### Instruction
Return the records from the line containing "- wave-bar: [164, 706, 167, 714]" up to and including the line containing "- logo-rights: Todos" as a JSON list of strings, one string per line, with blank lines left out.

### Dataset excerpts
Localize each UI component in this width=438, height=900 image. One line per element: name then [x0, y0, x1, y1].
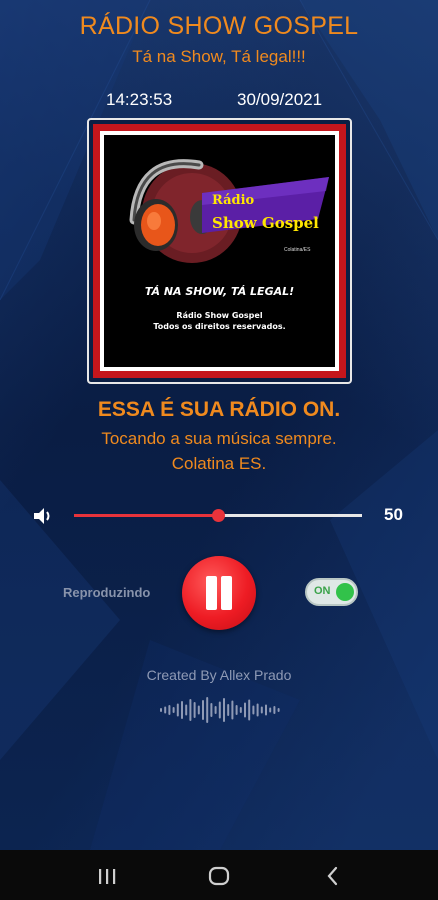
- wave-bar: [164, 706, 167, 714]
- pause-icon-bar: [221, 576, 232, 610]
- wave-bar: [185, 704, 188, 716]
- clock-date: 30/09/2021: [237, 90, 323, 109]
- wave-bar: [160, 708, 162, 712]
- logo-station-name: Rádio Show Gospel: [176, 311, 263, 320]
- credit-text: Created By Allex Prado: [146, 667, 292, 683]
- wave-bar: [202, 700, 204, 720]
- wave-bar: [260, 706, 263, 714]
- wave-bar: [193, 702, 196, 718]
- wave-bar: [269, 707, 272, 713]
- recent-apps-icon[interactable]: [94, 863, 120, 889]
- power-toggle[interactable]: ON: [305, 578, 358, 606]
- station-tagline: Tocando a sua música sempre.: [101, 429, 337, 448]
- wave-bar: [252, 705, 255, 715]
- volume-fill: [74, 514, 218, 517]
- wave-bar: [214, 706, 217, 714]
- logo-tagline: TÁ NA SHOW, TÁ LEGAL!: [144, 285, 295, 298]
- station-location: Colatina ES.: [171, 454, 267, 473]
- wave-bar: [218, 701, 221, 719]
- wave-bar: [168, 705, 171, 715]
- app-title: RÁDIO SHOW GOSPEL: [79, 12, 359, 40]
- volume-thumb[interactable]: [212, 509, 225, 522]
- system-nav-bar: [0, 850, 438, 900]
- home-icon[interactable]: [206, 863, 232, 889]
- audio-wave-icon: [160, 697, 280, 723]
- toggle-knob: [336, 583, 354, 601]
- wave-bar: [223, 698, 225, 722]
- logo-radio-text: Rádio: [212, 193, 255, 208]
- wave-bar: [189, 699, 192, 721]
- wave-bar: [248, 699, 251, 721]
- clock-time: 14:23:53: [106, 90, 173, 109]
- volume-value: 50: [384, 505, 403, 524]
- back-icon[interactable]: [320, 863, 346, 889]
- logo-rights: Todos os direitos reservados.: [153, 322, 286, 331]
- pause-icon: [206, 576, 217, 610]
- wave-bar: [181, 701, 183, 719]
- wave-bar: [176, 703, 179, 717]
- wave-bar: [277, 708, 280, 712]
- logo-location-text: Colatina/ES: [284, 247, 311, 253]
- app-subtitle: Tá na Show, Tá legal!!!: [132, 47, 306, 66]
- cover-red-border: Rádio Show Gospel Colatina/ES TÁ NA SHOW…: [93, 124, 346, 378]
- wave-bar: [210, 703, 213, 717]
- speaker-icon[interactable]: [32, 505, 54, 527]
- wave-bar: [273, 706, 276, 714]
- wave-bar: [265, 704, 267, 716]
- wave-bar: [197, 705, 200, 715]
- cover-white-border: Rádio Show Gospel Colatina/ES TÁ NA SHOW…: [100, 131, 339, 371]
- wave-bar: [231, 700, 234, 720]
- playback-status: Reproduzindo: [63, 585, 151, 600]
- wave-bar: [239, 707, 242, 713]
- wave-bar: [235, 705, 238, 715]
- toggle-label: ON: [314, 585, 331, 597]
- wave-bar: [256, 703, 259, 717]
- album-cover: Rádio Show Gospel Colatina/ES TÁ NA SHOW…: [87, 118, 352, 384]
- wave-bar: [227, 704, 230, 716]
- wave-bar: [206, 697, 209, 723]
- pause-button[interactable]: [182, 556, 256, 630]
- station-headline: ESSA É SUA RÁDIO ON.: [97, 398, 341, 421]
- volume-slider[interactable]: [74, 504, 362, 528]
- wave-bar: [172, 707, 175, 713]
- logo-show-gospel-text: Show Gospel: [212, 214, 319, 232]
- wave-bar: [244, 702, 246, 718]
- station-logo: Rádio Show Gospel Colatina/ES TÁ NA SHOW…: [104, 135, 335, 367]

### Written response
[
  "- wave-bar: [164, 706, 167, 714]",
  "- pause-icon-bar: [221, 576, 232, 610]",
  "- wave-bar: [185, 704, 188, 716]",
  "- clock-date: 30/09/2021: [237, 90, 323, 109]",
  "- wave-bar: [160, 708, 162, 712]",
  "- logo-station-name: Rádio Show Gospel: [176, 311, 263, 320]",
  "- credit-text: Created By Allex Prado: [146, 667, 292, 683]",
  "- wave-bar: [202, 700, 204, 720]",
  "- wave-bar: [260, 706, 263, 714]",
  "- wave-bar: [193, 702, 196, 718]",
  "- wave-bar: [269, 707, 272, 713]",
  "- recent-apps-icon[interactable]: [94, 863, 120, 889]",
  "- power-toggle[interactable]: ON: [305, 578, 358, 606]",
  "- station-tagline: Tocando a sua música sempre.: [101, 429, 337, 448]",
  "- wave-bar: [252, 705, 255, 715]",
  "- volume-fill: [74, 514, 218, 517]",
  "- wave-bar: [214, 706, 217, 714]",
  "- logo-tagline: TÁ NA SHOW, TÁ LEGAL!: [144, 285, 295, 298]",
  "- station-location: Colatina ES.: [171, 454, 267, 473]",
  "- wave-bar: [218, 701, 221, 719]",
  "- wave-bar: [168, 705, 171, 715]",
  "- app-title: RÁDIO SHOW GOSPEL: [79, 12, 359, 40]",
  "- volume-thumb[interactable]: [212, 509, 225, 522]",
  "- system-nav-bar: [0, 850, 438, 900]",
  "- home-icon[interactable]: [206, 863, 232, 889]",
  "- audio-wave-icon: [160, 697, 280, 723]",
  "- toggle-knob: [336, 583, 354, 601]",
  "- wave-bar: [223, 698, 225, 722]",
  "- logo-radio-text: Rádio: [212, 193, 255, 208]",
  "- wave-bar: [189, 699, 192, 721]",
  "- wave-bar: [248, 699, 251, 721]",
  "- clock-time: 14:23:53: [106, 90, 173, 109]",
  "- volume-value: 50: [384, 505, 403, 524]",
  "- back-icon[interactable]: [320, 863, 346, 889]",
  "- logo-rights: Todos os direitos reservados.: [153, 322, 286, 331]"
]